◆ Problem details: Below is some material; set it all down exactly, apart from the pictures.

◆ Record set:
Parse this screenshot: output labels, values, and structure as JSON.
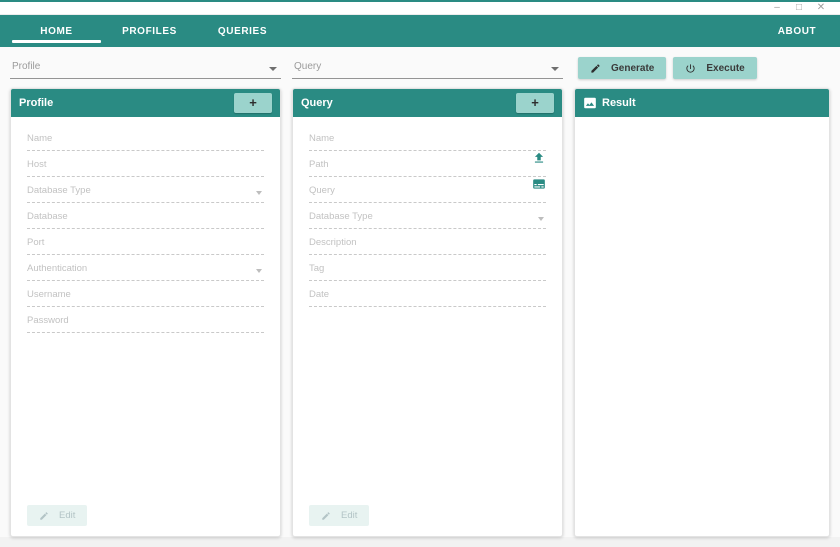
{
  "window": {
    "minimize_glyph": "–",
    "maximize_glyph": "□",
    "close_glyph": "✕"
  },
  "nav": {
    "tabs": [
      {
        "label": "HOME",
        "active": true
      },
      {
        "label": "PROFILES",
        "active": false
      },
      {
        "label": "QUERIES",
        "active": false
      }
    ],
    "about_label": "ABOUT"
  },
  "toolbar": {
    "profile_select_placeholder": "Profile",
    "query_select_placeholder": "Query",
    "generate_label": "Generate",
    "execute_label": "Execute"
  },
  "profile_card": {
    "title": "Profile",
    "add_label": "+",
    "fields": [
      {
        "label": "Name",
        "type": "text"
      },
      {
        "label": "Host",
        "type": "text"
      },
      {
        "label": "Database Type",
        "type": "select"
      },
      {
        "label": "Database",
        "type": "text"
      },
      {
        "label": "Port",
        "type": "text"
      },
      {
        "label": "Authentication",
        "type": "select"
      },
      {
        "label": "Username",
        "type": "text"
      },
      {
        "label": "Password",
        "type": "text"
      }
    ],
    "edit_label": "Edit"
  },
  "query_card": {
    "title": "Query",
    "add_label": "+",
    "fields": [
      {
        "label": "Name",
        "type": "text"
      },
      {
        "label": "Path",
        "type": "text",
        "icon": "upload-icon"
      },
      {
        "label": "Query",
        "type": "text",
        "icon": "subtitles-icon"
      },
      {
        "label": "Database Type",
        "type": "select"
      },
      {
        "label": "Description",
        "type": "text"
      },
      {
        "label": "Tag",
        "type": "text"
      },
      {
        "label": "Date",
        "type": "text"
      }
    ],
    "edit_label": "Edit"
  },
  "result_card": {
    "title": "Result",
    "icon": "image-icon"
  },
  "colors": {
    "teal": "#2a8b83",
    "light_teal": "#9bd3cc",
    "page_bg": "#fafafa",
    "disabled_btn_bg": "#e8f3f1",
    "field_label": "#c2c2c2"
  }
}
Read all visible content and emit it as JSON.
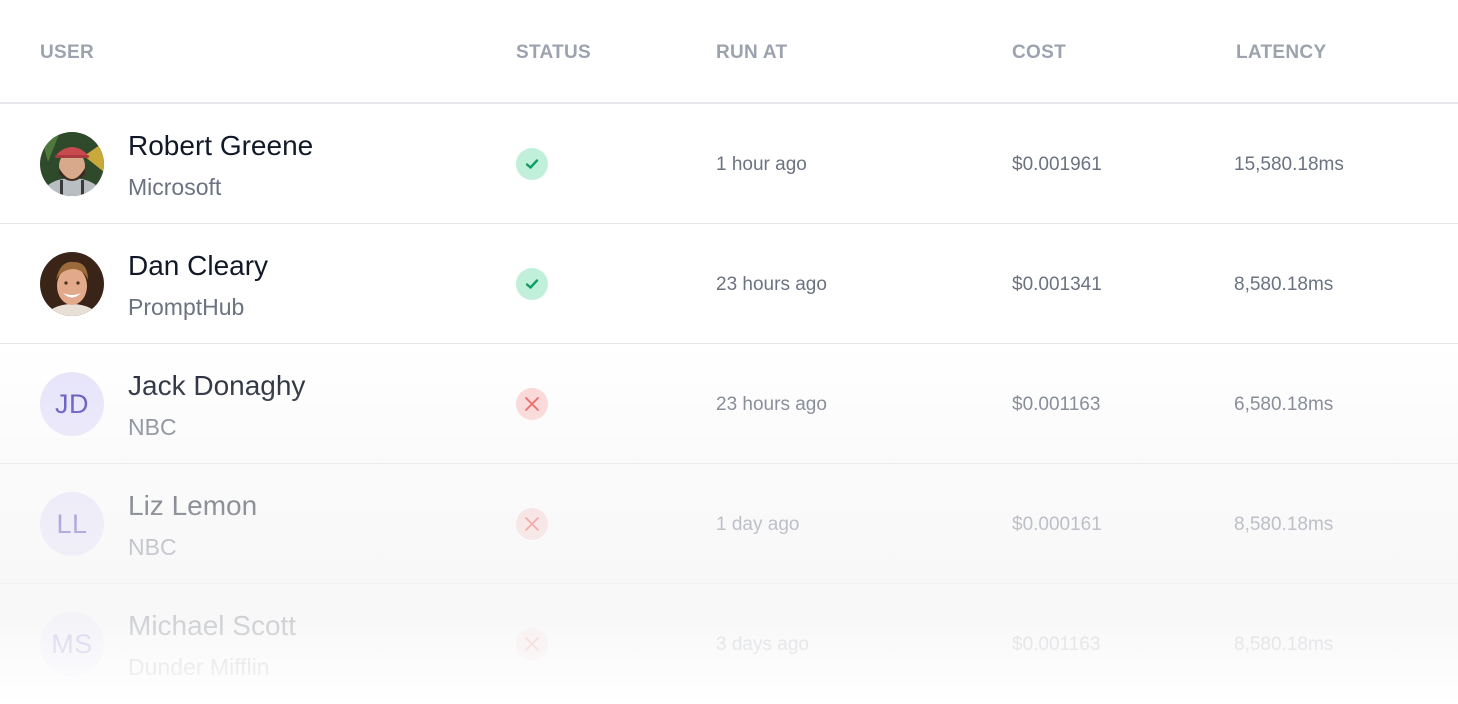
{
  "table": {
    "columns": {
      "user": "USER",
      "status": "STATUS",
      "run_at": "RUN AT",
      "cost": "COST",
      "latency": "LATENCY"
    },
    "rows": [
      {
        "name": "Robert Greene",
        "company": "Microsoft",
        "avatar": "photo",
        "initials": "",
        "status": "success",
        "status_icon": "check-icon",
        "run_at": "1 hour ago",
        "cost": "$0.001961",
        "latency": "15,580.18ms"
      },
      {
        "name": "Dan Cleary",
        "company": "PromptHub",
        "avatar": "photo",
        "initials": "",
        "status": "success",
        "status_icon": "check-icon",
        "run_at": "23 hours ago",
        "cost": "$0.001341",
        "latency": "8,580.18ms"
      },
      {
        "name": "Jack Donaghy",
        "company": "NBC",
        "avatar": "initials",
        "initials": "JD",
        "status": "failed",
        "status_icon": "x-icon",
        "run_at": "23 hours ago",
        "cost": "$0.001163",
        "latency": "6,580.18ms"
      },
      {
        "name": "Liz Lemon",
        "company": "NBC",
        "avatar": "initials",
        "initials": "LL",
        "status": "failed",
        "status_icon": "x-icon",
        "run_at": "1 day ago",
        "cost": "$0.000161",
        "latency": "8,580.18ms"
      },
      {
        "name": "Michael Scott",
        "company": "Dunder Mifflin",
        "avatar": "initials",
        "initials": "MS",
        "status": "failed",
        "status_icon": "x-icon",
        "run_at": "3 days ago",
        "cost": "$0.001163",
        "latency": "8,580.18ms"
      }
    ]
  },
  "colors": {
    "success_bg": "#c1f0da",
    "success_fg": "#0f9d63",
    "fail_bg": "#fbd3d3",
    "fail_fg": "#ef4444",
    "initials_bg": "#e6e3fb",
    "initials_fg": "#4c3fb8"
  }
}
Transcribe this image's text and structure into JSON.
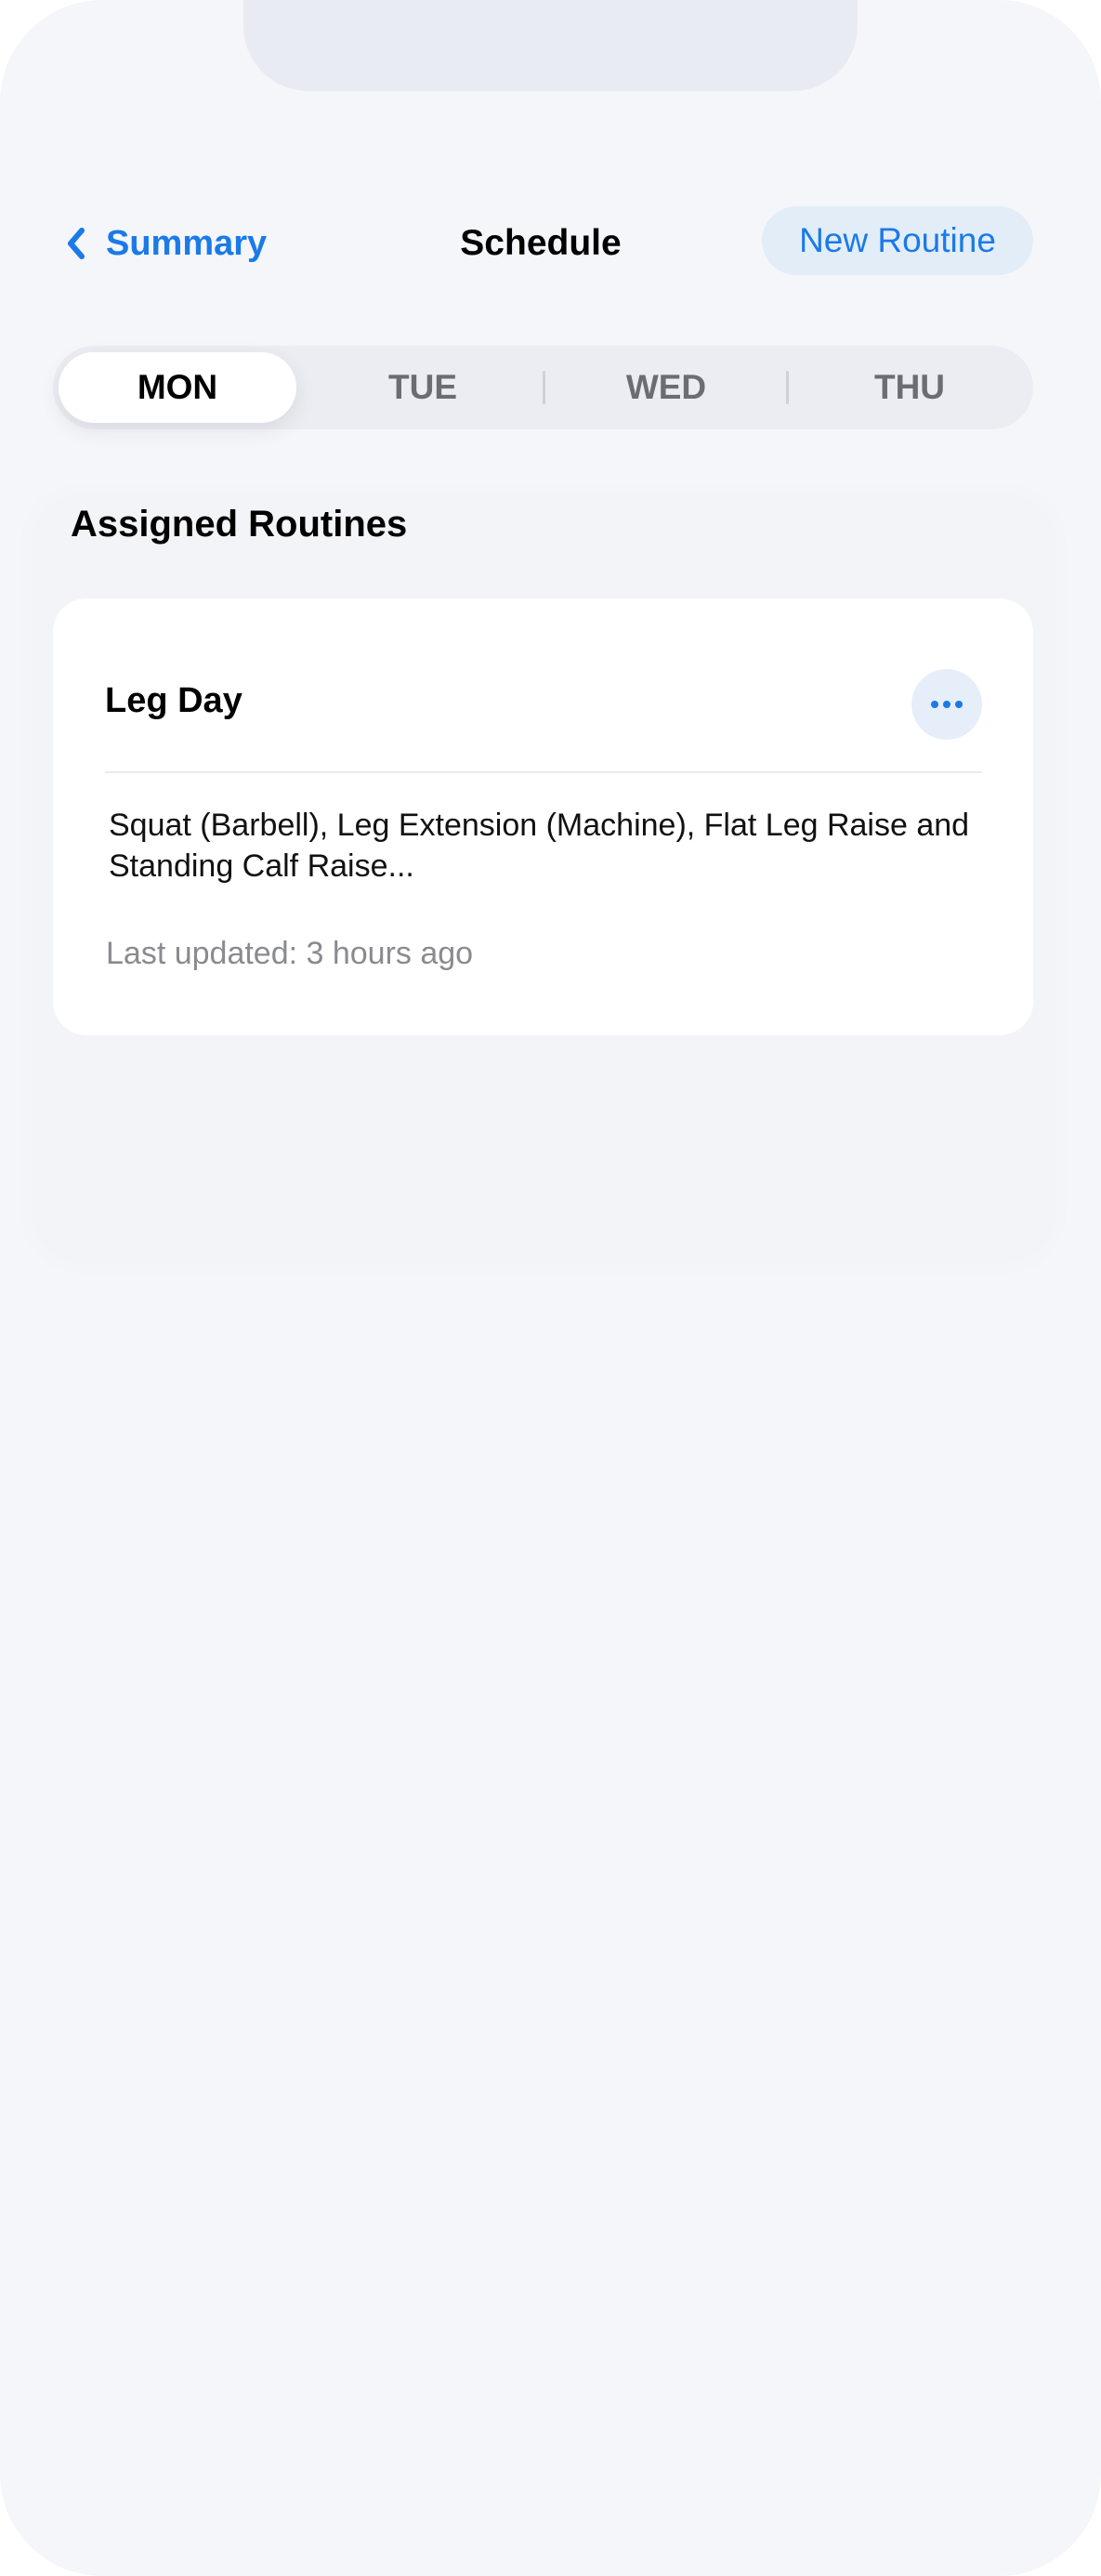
{
  "nav": {
    "back_label": "Summary",
    "title": "Schedule",
    "action_label": "New Routine"
  },
  "days": [
    {
      "label": "MON",
      "selected": true
    },
    {
      "label": "TUE",
      "selected": false
    },
    {
      "label": "WED",
      "selected": false
    },
    {
      "label": "THU",
      "selected": false
    }
  ],
  "section": {
    "title": "Assigned Routines"
  },
  "routines": [
    {
      "name": "Leg Day",
      "description": "Squat (Barbell), Leg Extension (Machine), Flat Leg Raise and Standing Calf Raise...",
      "updated": "Last updated: 3 hours ago",
      "more_icon": "ellipsis-icon"
    }
  ],
  "colors": {
    "accent": "#1a7ae8",
    "accent_soft": "#e3edf8",
    "background": "#f5f6fa"
  },
  "icons": {
    "back": "chevron-left-icon"
  }
}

◆ The result:
Parse this screenshot: output labels, values, and structure as JSON.
{
  "window": {
    "minimize_glyph": "–",
    "maximize_glyph": "□",
    "close_glyph": "✕"
  },
  "nav": {
    "tabs": [
      {
        "label": "HOME",
        "active": true
      },
      {
        "label": "PROFILES",
        "active": false
      },
      {
        "label": "QUERIES",
        "active": false
      }
    ],
    "about_label": "ABOUT"
  },
  "toolbar": {
    "profile_select_placeholder": "Profile",
    "query_select_placeholder": "Query",
    "generate_label": "Generate",
    "execute_label": "Execute"
  },
  "profile_card": {
    "title": "Profile",
    "add_label": "+",
    "fields": [
      {
        "label": "Name",
        "type": "text"
      },
      {
        "label": "Host",
        "type": "text"
      },
      {
        "label": "Database Type",
        "type": "select"
      },
      {
        "label": "Database",
        "type": "text"
      },
      {
        "label": "Port",
        "type": "text"
      },
      {
        "label": "Authentication",
        "type": "select"
      },
      {
        "label": "Username",
        "type": "text"
      },
      {
        "label": "Password",
        "type": "text"
      }
    ],
    "edit_label": "Edit"
  },
  "query_card": {
    "title": "Query",
    "add_label": "+",
    "fields": [
      {
        "label": "Name",
        "type": "text"
      },
      {
        "label": "Path",
        "type": "text",
        "icon": "upload-icon"
      },
      {
        "label": "Query",
        "type": "text",
        "icon": "subtitles-icon"
      },
      {
        "label": "Database Type",
        "type": "select"
      },
      {
        "label": "Description",
        "type": "text"
      },
      {
        "label": "Tag",
        "type": "text"
      },
      {
        "label": "Date",
        "type": "text"
      }
    ],
    "edit_label": "Edit"
  },
  "result_card": {
    "title": "Result",
    "icon": "image-icon"
  },
  "colors": {
    "teal": "#2a8b83",
    "light_teal": "#9bd3cc",
    "page_bg": "#fafafa",
    "disabled_btn_bg": "#e8f3f1",
    "field_label": "#c2c2c2"
  }
}
Read all visible content and emit it as JSON.
{
  "table": {
    "columns": {
      "user": "USER",
      "status": "STATUS",
      "run_at": "RUN AT",
      "cost": "COST",
      "latency": "LATENCY"
    },
    "rows": [
      {
        "name": "Robert Greene",
        "company": "Microsoft",
        "avatar": "photo",
        "initials": "",
        "status": "success",
        "status_icon": "check-icon",
        "run_at": "1 hour ago",
        "cost": "$0.001961",
        "latency": "15,580.18ms"
      },
      {
        "name": "Dan Cleary",
        "company": "PromptHub",
        "avatar": "photo",
        "initials": "",
        "status": "success",
        "status_icon": "check-icon",
        "run_at": "23 hours ago",
        "cost": "$0.001341",
        "latency": "8,580.18ms"
      },
      {
        "name": "Jack Donaghy",
        "company": "NBC",
        "avatar": "initials",
        "initials": "JD",
        "status": "failed",
        "status_icon": "x-icon",
        "run_at": "23 hours ago",
        "cost": "$0.001163",
        "latency": "6,580.18ms"
      },
      {
        "name": "Liz Lemon",
        "company": "NBC",
        "avatar": "initials",
        "initials": "LL",
        "status": "failed",
        "status_icon": "x-icon",
        "run_at": "1 day ago",
        "cost": "$0.000161",
        "latency": "8,580.18ms"
      },
      {
        "name": "Michael Scott",
        "company": "Dunder Mifflin",
        "avatar": "initials",
        "initials": "MS",
        "status": "failed",
        "status_icon": "x-icon",
        "run_at": "3 days ago",
        "cost": "$0.001163",
        "latency": "8,580.18ms"
      }
    ]
  },
  "colors": {
    "success_bg": "#c1f0da",
    "success_fg": "#0f9d63",
    "fail_bg": "#fbd3d3",
    "fail_fg": "#ef4444",
    "initials_bg": "#e6e3fb",
    "initials_fg": "#4c3fb8"
  }
}
Transcribe this image's text and structure into JSON.
{
  "nav": {
    "back_label": "Summary",
    "title": "Schedule",
    "action_label": "New Routine"
  },
  "days": [
    {
      "label": "MON",
      "selected": true
    },
    {
      "label": "TUE",
      "selected": false
    },
    {
      "label": "WED",
      "selected": false
    },
    {
      "label": "THU",
      "selected": false
    }
  ],
  "section": {
    "title": "Assigned Routines"
  },
  "routines": [
    {
      "name": "Leg Day",
      "description": "Squat (Barbell), Leg Extension (Machine), Flat Leg Raise and Standing Calf Raise...",
      "updated": "Last updated: 3 hours ago",
      "more_icon": "ellipsis-icon"
    }
  ],
  "colors": {
    "accent": "#1a7ae8",
    "accent_soft": "#e3edf8",
    "background": "#f5f6fa"
  },
  "icons": {
    "back": "chevron-left-icon"
  }
}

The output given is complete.